Restate the entries below word for word, omitting nothing.

(Entries from a dataset)
## START

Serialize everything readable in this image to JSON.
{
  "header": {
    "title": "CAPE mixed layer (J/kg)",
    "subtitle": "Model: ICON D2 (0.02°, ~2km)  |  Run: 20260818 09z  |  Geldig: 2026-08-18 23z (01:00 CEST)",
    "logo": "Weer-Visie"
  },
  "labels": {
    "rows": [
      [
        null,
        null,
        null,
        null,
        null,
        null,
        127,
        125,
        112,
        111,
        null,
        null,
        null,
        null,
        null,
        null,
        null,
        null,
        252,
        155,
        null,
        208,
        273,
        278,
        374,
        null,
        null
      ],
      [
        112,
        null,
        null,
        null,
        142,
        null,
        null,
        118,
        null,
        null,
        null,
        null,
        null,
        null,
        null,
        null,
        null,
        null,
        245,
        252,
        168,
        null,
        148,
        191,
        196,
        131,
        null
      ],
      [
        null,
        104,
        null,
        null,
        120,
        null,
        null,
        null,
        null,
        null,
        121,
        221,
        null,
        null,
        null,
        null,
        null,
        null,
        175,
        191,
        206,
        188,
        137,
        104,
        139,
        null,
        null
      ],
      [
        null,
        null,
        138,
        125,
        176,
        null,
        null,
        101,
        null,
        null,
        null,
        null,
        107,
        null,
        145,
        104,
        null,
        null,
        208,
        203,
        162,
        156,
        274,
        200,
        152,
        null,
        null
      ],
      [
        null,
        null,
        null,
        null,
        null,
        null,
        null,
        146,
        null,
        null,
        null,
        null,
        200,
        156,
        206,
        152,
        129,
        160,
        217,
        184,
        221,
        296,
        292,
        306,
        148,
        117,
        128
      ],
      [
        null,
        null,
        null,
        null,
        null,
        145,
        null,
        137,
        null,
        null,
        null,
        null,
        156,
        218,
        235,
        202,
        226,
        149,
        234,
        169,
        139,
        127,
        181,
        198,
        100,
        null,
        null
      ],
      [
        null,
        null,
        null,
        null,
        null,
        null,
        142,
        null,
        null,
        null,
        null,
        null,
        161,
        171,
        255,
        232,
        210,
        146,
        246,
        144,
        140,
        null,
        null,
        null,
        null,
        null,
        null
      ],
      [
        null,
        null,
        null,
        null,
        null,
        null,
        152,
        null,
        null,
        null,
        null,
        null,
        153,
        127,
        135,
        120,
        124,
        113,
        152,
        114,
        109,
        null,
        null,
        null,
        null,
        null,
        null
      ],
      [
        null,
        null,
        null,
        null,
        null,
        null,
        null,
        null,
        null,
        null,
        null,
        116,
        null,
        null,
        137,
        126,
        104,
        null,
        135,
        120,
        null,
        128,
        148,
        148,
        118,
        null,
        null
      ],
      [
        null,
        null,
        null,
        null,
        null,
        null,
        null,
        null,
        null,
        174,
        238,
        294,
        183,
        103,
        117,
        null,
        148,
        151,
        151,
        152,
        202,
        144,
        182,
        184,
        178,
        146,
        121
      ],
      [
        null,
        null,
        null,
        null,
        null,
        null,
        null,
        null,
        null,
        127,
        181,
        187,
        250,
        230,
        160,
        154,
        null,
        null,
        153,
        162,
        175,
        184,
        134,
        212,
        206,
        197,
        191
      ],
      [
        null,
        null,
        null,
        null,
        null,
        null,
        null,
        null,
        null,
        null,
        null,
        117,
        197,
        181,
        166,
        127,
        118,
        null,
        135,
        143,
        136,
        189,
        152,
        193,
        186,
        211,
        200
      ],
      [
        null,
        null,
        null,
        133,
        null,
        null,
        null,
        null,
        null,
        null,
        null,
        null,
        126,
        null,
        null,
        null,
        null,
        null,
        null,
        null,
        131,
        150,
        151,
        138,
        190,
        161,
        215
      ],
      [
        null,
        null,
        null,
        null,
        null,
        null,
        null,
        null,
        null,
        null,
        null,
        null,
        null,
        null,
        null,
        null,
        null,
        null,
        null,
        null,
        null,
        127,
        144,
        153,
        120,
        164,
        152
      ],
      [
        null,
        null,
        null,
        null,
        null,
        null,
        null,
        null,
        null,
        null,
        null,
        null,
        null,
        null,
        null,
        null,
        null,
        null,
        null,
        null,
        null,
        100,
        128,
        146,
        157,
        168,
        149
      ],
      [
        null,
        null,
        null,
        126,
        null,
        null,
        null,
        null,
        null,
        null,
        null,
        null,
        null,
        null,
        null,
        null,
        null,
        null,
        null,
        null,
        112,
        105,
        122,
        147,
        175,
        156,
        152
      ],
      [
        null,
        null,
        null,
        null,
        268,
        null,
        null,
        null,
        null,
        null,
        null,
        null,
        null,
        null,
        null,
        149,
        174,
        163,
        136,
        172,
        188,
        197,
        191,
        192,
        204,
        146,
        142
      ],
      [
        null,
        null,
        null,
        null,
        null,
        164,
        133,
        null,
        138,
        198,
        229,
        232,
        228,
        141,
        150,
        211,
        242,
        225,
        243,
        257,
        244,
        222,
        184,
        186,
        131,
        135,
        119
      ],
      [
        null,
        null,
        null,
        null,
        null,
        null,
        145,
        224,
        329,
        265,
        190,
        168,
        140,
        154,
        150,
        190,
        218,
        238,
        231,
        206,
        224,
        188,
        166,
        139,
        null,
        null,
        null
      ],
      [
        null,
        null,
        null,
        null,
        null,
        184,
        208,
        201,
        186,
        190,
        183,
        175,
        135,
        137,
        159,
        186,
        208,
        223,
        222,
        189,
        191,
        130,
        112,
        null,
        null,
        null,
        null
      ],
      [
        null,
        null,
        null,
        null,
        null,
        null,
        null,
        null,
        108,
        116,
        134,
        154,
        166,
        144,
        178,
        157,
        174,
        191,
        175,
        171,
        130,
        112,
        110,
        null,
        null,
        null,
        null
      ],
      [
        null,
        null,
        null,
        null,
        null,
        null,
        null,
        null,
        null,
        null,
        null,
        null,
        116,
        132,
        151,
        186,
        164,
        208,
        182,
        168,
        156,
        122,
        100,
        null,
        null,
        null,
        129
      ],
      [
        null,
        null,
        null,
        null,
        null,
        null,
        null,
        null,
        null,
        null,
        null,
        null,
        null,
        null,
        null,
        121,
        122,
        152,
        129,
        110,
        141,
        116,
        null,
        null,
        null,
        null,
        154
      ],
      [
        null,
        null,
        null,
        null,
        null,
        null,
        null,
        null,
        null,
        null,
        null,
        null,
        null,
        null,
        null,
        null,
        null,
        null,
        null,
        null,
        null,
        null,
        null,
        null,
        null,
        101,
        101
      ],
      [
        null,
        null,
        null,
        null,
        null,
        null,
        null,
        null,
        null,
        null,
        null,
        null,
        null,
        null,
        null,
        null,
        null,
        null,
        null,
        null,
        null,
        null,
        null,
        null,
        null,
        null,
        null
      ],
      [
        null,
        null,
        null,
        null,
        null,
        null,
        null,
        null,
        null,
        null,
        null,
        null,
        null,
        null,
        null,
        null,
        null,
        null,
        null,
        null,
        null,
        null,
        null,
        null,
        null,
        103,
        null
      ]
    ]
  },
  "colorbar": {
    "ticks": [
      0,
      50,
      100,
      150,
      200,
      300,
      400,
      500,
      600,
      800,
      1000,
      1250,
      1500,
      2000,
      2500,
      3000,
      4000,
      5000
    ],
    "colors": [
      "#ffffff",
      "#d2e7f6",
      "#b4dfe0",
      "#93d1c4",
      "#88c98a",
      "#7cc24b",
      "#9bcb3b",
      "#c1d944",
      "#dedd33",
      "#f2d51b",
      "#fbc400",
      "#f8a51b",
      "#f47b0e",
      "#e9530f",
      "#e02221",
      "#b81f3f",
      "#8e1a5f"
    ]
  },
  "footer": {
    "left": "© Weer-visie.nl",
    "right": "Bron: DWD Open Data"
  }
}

## END

ANSWER IN FULL.
Serialize everything readable in this image to JSON.
{
  "header": {
    "title": "CAPE mixed layer (J/kg)",
    "subtitle": "Model: ICON D2 (0.02°, ~2km)  |  Run: 20260818 09z  |  Geldig: 2026-08-18 23z (01:00 CEST)",
    "logo": "Weer-Visie"
  },
  "labels": {
    "rows": [
      [
        null,
        null,
        null,
        null,
        null,
        null,
        127,
        125,
        112,
        111,
        null,
        null,
        null,
        null,
        null,
        null,
        null,
        null,
        252,
        155,
        null,
        208,
        273,
        278,
        374,
        null,
        null
      ],
      [
        112,
        null,
        null,
        null,
        142,
        null,
        null,
        118,
        null,
        null,
        null,
        null,
        null,
        null,
        null,
        null,
        null,
        null,
        245,
        252,
        168,
        null,
        148,
        191,
        196,
        131,
        null
      ],
      [
        null,
        104,
        null,
        null,
        120,
        null,
        null,
        null,
        null,
        null,
        121,
        221,
        null,
        null,
        null,
        null,
        null,
        null,
        175,
        191,
        206,
        188,
        137,
        104,
        139,
        null,
        null
      ],
      [
        null,
        null,
        138,
        125,
        176,
        null,
        null,
        101,
        null,
        null,
        null,
        null,
        107,
        null,
        145,
        104,
        null,
        null,
        208,
        203,
        162,
        156,
        274,
        200,
        152,
        null,
        null
      ],
      [
        null,
        null,
        null,
        null,
        null,
        null,
        null,
        146,
        null,
        null,
        null,
        null,
        200,
        156,
        206,
        152,
        129,
        160,
        217,
        184,
        221,
        296,
        292,
        306,
        148,
        117,
        128
      ],
      [
        null,
        null,
        null,
        null,
        null,
        145,
        null,
        137,
        null,
        null,
        null,
        null,
        156,
        218,
        235,
        202,
        226,
        149,
        234,
        169,
        139,
        127,
        181,
        198,
        100,
        null,
        null
      ],
      [
        null,
        null,
        null,
        null,
        null,
        null,
        142,
        null,
        null,
        null,
        null,
        null,
        161,
        171,
        255,
        232,
        210,
        146,
        246,
        144,
        140,
        null,
        null,
        null,
        null,
        null,
        null
      ],
      [
        null,
        null,
        null,
        null,
        null,
        null,
        152,
        null,
        null,
        null,
        null,
        null,
        153,
        127,
        135,
        120,
        124,
        113,
        152,
        114,
        109,
        null,
        null,
        null,
        null,
        null,
        null
      ],
      [
        null,
        null,
        null,
        null,
        null,
        null,
        null,
        null,
        null,
        null,
        null,
        116,
        null,
        null,
        137,
        126,
        104,
        null,
        135,
        120,
        null,
        128,
        148,
        148,
        118,
        null,
        null
      ],
      [
        null,
        null,
        null,
        null,
        null,
        null,
        null,
        null,
        null,
        174,
        238,
        294,
        183,
        103,
        117,
        null,
        148,
        151,
        151,
        152,
        202,
        144,
        182,
        184,
        178,
        146,
        121
      ],
      [
        null,
        null,
        null,
        null,
        null,
        null,
        null,
        null,
        null,
        127,
        181,
        187,
        250,
        230,
        160,
        154,
        null,
        null,
        153,
        162,
        175,
        184,
        134,
        212,
        206,
        197,
        191
      ],
      [
        null,
        null,
        null,
        null,
        null,
        null,
        null,
        null,
        null,
        null,
        null,
        117,
        197,
        181,
        166,
        127,
        118,
        null,
        135,
        143,
        136,
        189,
        152,
        193,
        186,
        211,
        200
      ],
      [
        null,
        null,
        null,
        133,
        null,
        null,
        null,
        null,
        null,
        null,
        null,
        null,
        126,
        null,
        null,
        null,
        null,
        null,
        null,
        null,
        131,
        150,
        151,
        138,
        190,
        161,
        215
      ],
      [
        null,
        null,
        null,
        null,
        null,
        null,
        null,
        null,
        null,
        null,
        null,
        null,
        null,
        null,
        null,
        null,
        null,
        null,
        null,
        null,
        null,
        127,
        144,
        153,
        120,
        164,
        152
      ],
      [
        null,
        null,
        null,
        null,
        null,
        null,
        null,
        null,
        null,
        null,
        null,
        null,
        null,
        null,
        null,
        null,
        null,
        null,
        null,
        null,
        null,
        100,
        128,
        146,
        157,
        168,
        149
      ],
      [
        null,
        null,
        null,
        126,
        null,
        null,
        null,
        null,
        null,
        null,
        null,
        null,
        null,
        null,
        null,
        null,
        null,
        null,
        null,
        null,
        112,
        105,
        122,
        147,
        175,
        156,
        152
      ],
      [
        null,
        null,
        null,
        null,
        268,
        null,
        null,
        null,
        null,
        null,
        null,
        null,
        null,
        null,
        null,
        149,
        174,
        163,
        136,
        172,
        188,
        197,
        191,
        192,
        204,
        146,
        142
      ],
      [
        null,
        null,
        null,
        null,
        null,
        164,
        133,
        null,
        138,
        198,
        229,
        232,
        228,
        141,
        150,
        211,
        242,
        225,
        243,
        257,
        244,
        222,
        184,
        186,
        131,
        135,
        119
      ],
      [
        null,
        null,
        null,
        null,
        null,
        null,
        145,
        224,
        329,
        265,
        190,
        168,
        140,
        154,
        150,
        190,
        218,
        238,
        231,
        206,
        224,
        188,
        166,
        139,
        null,
        null,
        null
      ],
      [
        null,
        null,
        null,
        null,
        null,
        184,
        208,
        201,
        186,
        190,
        183,
        175,
        135,
        137,
        159,
        186,
        208,
        223,
        222,
        189,
        191,
        130,
        112,
        null,
        null,
        null,
        null
      ],
      [
        null,
        null,
        null,
        null,
        null,
        null,
        null,
        null,
        108,
        116,
        134,
        154,
        166,
        144,
        178,
        157,
        174,
        191,
        175,
        171,
        130,
        112,
        110,
        null,
        null,
        null,
        null
      ],
      [
        null,
        null,
        null,
        null,
        null,
        null,
        null,
        null,
        null,
        null,
        null,
        null,
        116,
        132,
        151,
        186,
        164,
        208,
        182,
        168,
        156,
        122,
        100,
        null,
        null,
        null,
        129
      ],
      [
        null,
        null,
        null,
        null,
        null,
        null,
        null,
        null,
        null,
        null,
        null,
        null,
        null,
        null,
        null,
        121,
        122,
        152,
        129,
        110,
        141,
        116,
        null,
        null,
        null,
        null,
        154
      ],
      [
        null,
        null,
        null,
        null,
        null,
        null,
        null,
        null,
        null,
        null,
        null,
        null,
        null,
        null,
        null,
        null,
        null,
        null,
        null,
        null,
        null,
        null,
        null,
        null,
        null,
        101,
        101
      ],
      [
        null,
        null,
        null,
        null,
        null,
        null,
        null,
        null,
        null,
        null,
        null,
        null,
        null,
        null,
        null,
        null,
        null,
        null,
        null,
        null,
        null,
        null,
        null,
        null,
        null,
        null,
        null
      ],
      [
        null,
        null,
        null,
        null,
        null,
        null,
        null,
        null,
        null,
        null,
        null,
        null,
        null,
        null,
        null,
        null,
        null,
        null,
        null,
        null,
        null,
        null,
        null,
        null,
        null,
        103,
        null
      ]
    ]
  },
  "colorbar": {
    "ticks": [
      0,
      50,
      100,
      150,
      200,
      300,
      400,
      500,
      600,
      800,
      1000,
      1250,
      1500,
      2000,
      2500,
      3000,
      4000,
      5000
    ],
    "colors": [
      "#ffffff",
      "#d2e7f6",
      "#b4dfe0",
      "#93d1c4",
      "#88c98a",
      "#7cc24b",
      "#9bcb3b",
      "#c1d944",
      "#dedd33",
      "#f2d51b",
      "#fbc400",
      "#f8a51b",
      "#f47b0e",
      "#e9530f",
      "#e02221",
      "#b81f3f",
      "#8e1a5f"
    ]
  },
  "footer": {
    "left": "© Weer-visie.nl",
    "right": "Bron: DWD Open Data"
  }
}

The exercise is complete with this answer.